INSTRUCTIONS FOR THE TASK — All of the data needs to be repeated exactly.

(Records from a data collection)
===============
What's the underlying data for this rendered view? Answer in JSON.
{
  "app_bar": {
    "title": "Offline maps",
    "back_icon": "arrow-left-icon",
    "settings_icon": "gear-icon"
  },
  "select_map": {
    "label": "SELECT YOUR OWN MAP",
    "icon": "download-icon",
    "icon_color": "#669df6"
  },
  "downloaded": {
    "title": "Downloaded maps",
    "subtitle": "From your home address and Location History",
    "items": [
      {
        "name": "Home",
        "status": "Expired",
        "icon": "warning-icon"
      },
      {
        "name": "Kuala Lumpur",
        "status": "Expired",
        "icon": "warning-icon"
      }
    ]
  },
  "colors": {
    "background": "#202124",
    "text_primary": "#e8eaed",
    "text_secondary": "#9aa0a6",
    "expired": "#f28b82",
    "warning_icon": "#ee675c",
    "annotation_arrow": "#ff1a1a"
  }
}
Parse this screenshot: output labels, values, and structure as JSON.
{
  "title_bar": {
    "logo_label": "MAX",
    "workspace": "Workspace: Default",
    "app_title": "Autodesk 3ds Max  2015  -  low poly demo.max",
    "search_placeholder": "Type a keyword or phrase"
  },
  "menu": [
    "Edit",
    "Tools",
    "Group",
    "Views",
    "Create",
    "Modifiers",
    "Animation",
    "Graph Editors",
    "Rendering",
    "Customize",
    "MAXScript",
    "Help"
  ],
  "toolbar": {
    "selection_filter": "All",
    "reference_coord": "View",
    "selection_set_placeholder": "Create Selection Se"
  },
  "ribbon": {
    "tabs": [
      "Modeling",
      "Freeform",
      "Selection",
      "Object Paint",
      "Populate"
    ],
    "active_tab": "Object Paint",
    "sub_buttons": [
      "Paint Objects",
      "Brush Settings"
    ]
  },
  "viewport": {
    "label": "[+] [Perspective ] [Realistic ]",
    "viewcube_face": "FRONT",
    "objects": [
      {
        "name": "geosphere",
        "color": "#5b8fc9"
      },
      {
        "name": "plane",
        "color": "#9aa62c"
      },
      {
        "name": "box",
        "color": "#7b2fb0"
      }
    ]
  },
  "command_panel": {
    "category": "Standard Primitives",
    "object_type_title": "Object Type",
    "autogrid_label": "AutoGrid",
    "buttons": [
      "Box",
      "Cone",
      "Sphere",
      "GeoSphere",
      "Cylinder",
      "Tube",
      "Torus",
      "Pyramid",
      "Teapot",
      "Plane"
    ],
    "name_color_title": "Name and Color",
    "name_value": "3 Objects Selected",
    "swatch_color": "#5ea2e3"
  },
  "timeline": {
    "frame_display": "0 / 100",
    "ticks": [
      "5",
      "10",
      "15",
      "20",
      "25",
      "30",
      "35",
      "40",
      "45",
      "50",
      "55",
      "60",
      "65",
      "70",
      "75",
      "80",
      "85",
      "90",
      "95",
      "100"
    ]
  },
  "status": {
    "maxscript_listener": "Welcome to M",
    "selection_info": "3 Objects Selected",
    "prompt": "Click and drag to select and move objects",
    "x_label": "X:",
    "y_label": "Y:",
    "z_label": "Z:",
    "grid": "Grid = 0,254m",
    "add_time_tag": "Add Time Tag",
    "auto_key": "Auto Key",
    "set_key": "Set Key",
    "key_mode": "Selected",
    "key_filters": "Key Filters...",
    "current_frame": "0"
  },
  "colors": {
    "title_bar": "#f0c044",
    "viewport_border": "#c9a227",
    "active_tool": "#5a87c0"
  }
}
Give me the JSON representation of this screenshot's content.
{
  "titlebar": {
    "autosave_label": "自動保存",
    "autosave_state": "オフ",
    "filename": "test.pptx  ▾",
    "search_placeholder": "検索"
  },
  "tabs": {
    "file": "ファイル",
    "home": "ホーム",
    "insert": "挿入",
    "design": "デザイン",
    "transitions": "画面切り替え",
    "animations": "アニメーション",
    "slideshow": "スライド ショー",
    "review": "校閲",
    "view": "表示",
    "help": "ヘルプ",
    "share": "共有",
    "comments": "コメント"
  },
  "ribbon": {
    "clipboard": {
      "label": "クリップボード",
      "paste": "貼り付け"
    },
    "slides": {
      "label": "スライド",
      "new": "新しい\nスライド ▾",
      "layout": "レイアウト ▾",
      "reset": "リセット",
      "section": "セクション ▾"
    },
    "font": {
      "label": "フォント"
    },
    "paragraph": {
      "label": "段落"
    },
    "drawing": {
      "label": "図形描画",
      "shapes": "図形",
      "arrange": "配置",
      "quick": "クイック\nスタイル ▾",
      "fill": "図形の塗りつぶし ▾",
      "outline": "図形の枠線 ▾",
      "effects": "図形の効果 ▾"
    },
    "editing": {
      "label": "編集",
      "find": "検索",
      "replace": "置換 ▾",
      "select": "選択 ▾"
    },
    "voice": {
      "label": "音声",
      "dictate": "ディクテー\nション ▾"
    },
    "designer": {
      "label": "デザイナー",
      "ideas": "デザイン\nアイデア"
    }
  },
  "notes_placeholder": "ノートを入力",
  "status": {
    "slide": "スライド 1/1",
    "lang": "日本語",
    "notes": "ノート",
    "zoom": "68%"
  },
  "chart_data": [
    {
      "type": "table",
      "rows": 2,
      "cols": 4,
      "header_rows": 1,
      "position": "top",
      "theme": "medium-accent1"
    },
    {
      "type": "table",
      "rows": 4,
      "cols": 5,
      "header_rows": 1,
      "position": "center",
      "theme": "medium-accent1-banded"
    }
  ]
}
===============
EXERCISE OUTPUT —
What's the underlying data for this rendered view? Answer in JSON.
{
  "app_bar": {
    "title": "Offline maps",
    "back_icon": "arrow-left-icon",
    "settings_icon": "gear-icon"
  },
  "select_map": {
    "label": "SELECT YOUR OWN MAP",
    "icon": "download-icon",
    "icon_color": "#669df6"
  },
  "downloaded": {
    "title": "Downloaded maps",
    "subtitle": "From your home address and Location History",
    "items": [
      {
        "name": "Home",
        "status": "Expired",
        "icon": "warning-icon"
      },
      {
        "name": "Kuala Lumpur",
        "status": "Expired",
        "icon": "warning-icon"
      }
    ]
  },
  "colors": {
    "background": "#202124",
    "text_primary": "#e8eaed",
    "text_secondary": "#9aa0a6",
    "expired": "#f28b82",
    "warning_icon": "#ee675c",
    "annotation_arrow": "#ff1a1a"
  }
}
Parse this screenshot: output labels, values, and structure as JSON.
{
  "title_bar": {
    "logo_label": "MAX",
    "workspace": "Workspace: Default",
    "app_title": "Autodesk 3ds Max  2015  -  low poly demo.max",
    "search_placeholder": "Type a keyword or phrase"
  },
  "menu": [
    "Edit",
    "Tools",
    "Group",
    "Views",
    "Create",
    "Modifiers",
    "Animation",
    "Graph Editors",
    "Rendering",
    "Customize",
    "MAXScript",
    "Help"
  ],
  "toolbar": {
    "selection_filter": "All",
    "reference_coord": "View",
    "selection_set_placeholder": "Create Selection Se"
  },
  "ribbon": {
    "tabs": [
      "Modeling",
      "Freeform",
      "Selection",
      "Object Paint",
      "Populate"
    ],
    "active_tab": "Object Paint",
    "sub_buttons": [
      "Paint Objects",
      "Brush Settings"
    ]
  },
  "viewport": {
    "label": "[+] [Perspective ] [Realistic ]",
    "viewcube_face": "FRONT",
    "objects": [
      {
        "name": "geosphere",
        "color": "#5b8fc9"
      },
      {
        "name": "plane",
        "color": "#9aa62c"
      },
      {
        "name": "box",
        "color": "#7b2fb0"
      }
    ]
  },
  "command_panel": {
    "category": "Standard Primitives",
    "object_type_title": "Object Type",
    "autogrid_label": "AutoGrid",
    "buttons": [
      "Box",
      "Cone",
      "Sphere",
      "GeoSphere",
      "Cylinder",
      "Tube",
      "Torus",
      "Pyramid",
      "Teapot",
      "Plane"
    ],
    "name_color_title": "Name and Color",
    "name_value": "3 Objects Selected",
    "swatch_color": "#5ea2e3"
  },
  "timeline": {
    "frame_display": "0 / 100",
    "ticks": [
      "5",
      "10",
      "15",
      "20",
      "25",
      "30",
      "35",
      "40",
      "45",
      "50",
      "55",
      "60",
      "65",
      "70",
      "75",
      "80",
      "85",
      "90",
      "95",
      "100"
    ]
  },
  "status": {
    "maxscript_listener": "Welcome to M",
    "selection_info": "3 Objects Selected",
    "prompt": "Click and drag to select and move objects",
    "x_label": "X:",
    "y_label": "Y:",
    "z_label": "Z:",
    "grid": "Grid = 0,254m",
    "add_time_tag": "Add Time Tag",
    "auto_key": "Auto Key",
    "set_key": "Set Key",
    "key_mode": "Selected",
    "key_filters": "Key Filters...",
    "current_frame": "0"
  },
  "colors": {
    "title_bar": "#f0c044",
    "viewport_border": "#c9a227",
    "active_tool": "#5a87c0"
  }
}
Give me the JSON representation of this screenshot's content.
{
  "titlebar": {
    "autosave_label": "自動保存",
    "autosave_state": "オフ",
    "filename": "test.pptx  ▾",
    "search_placeholder": "検索"
  },
  "tabs": {
    "file": "ファイル",
    "home": "ホーム",
    "insert": "挿入",
    "design": "デザイン",
    "transitions": "画面切り替え",
    "animations": "アニメーション",
    "slideshow": "スライド ショー",
    "review": "校閲",
    "view": "表示",
    "help": "ヘルプ",
    "share": "共有",
    "comments": "コメント"
  },
  "ribbon": {
    "clipboard": {
      "label": "クリップボード",
      "paste": "貼り付け"
    },
    "slides": {
      "label": "スライド",
      "new": "新しい\nスライド ▾",
      "layout": "レイアウト ▾",
      "reset": "リセット",
      "section": "セクション ▾"
    },
    "font": {
      "label": "フォント"
    },
    "paragraph": {
      "label": "段落"
    },
    "drawing": {
      "label": "図形描画",
      "shapes": "図形",
      "arrange": "配置",
      "quick": "クイック\nスタイル ▾",
      "fill": "図形の塗りつぶし ▾",
      "outline": "図形の枠線 ▾",
      "effects": "図形の効果 ▾"
    },
    "editing": {
      "label": "編集",
      "find": "検索",
      "replace": "置換 ▾",
      "select": "選択 ▾"
    },
    "voice": {
      "label": "音声",
      "dictate": "ディクテー\nション ▾"
    },
    "designer": {
      "label": "デザイナー",
      "ideas": "デザイン\nアイデア"
    }
  },
  "notes_placeholder": "ノートを入力",
  "status": {
    "slide": "スライド 1/1",
    "lang": "日本語",
    "notes": "ノート",
    "zoom": "68%"
  },
  "chart_data": [
    {
      "type": "table",
      "rows": 2,
      "cols": 4,
      "header_rows": 1,
      "position": "top",
      "theme": "medium-accent1"
    },
    {
      "type": "table",
      "rows": 4,
      "cols": 5,
      "header_rows": 1,
      "position": "center",
      "theme": "medium-accent1-banded"
    }
  ]
}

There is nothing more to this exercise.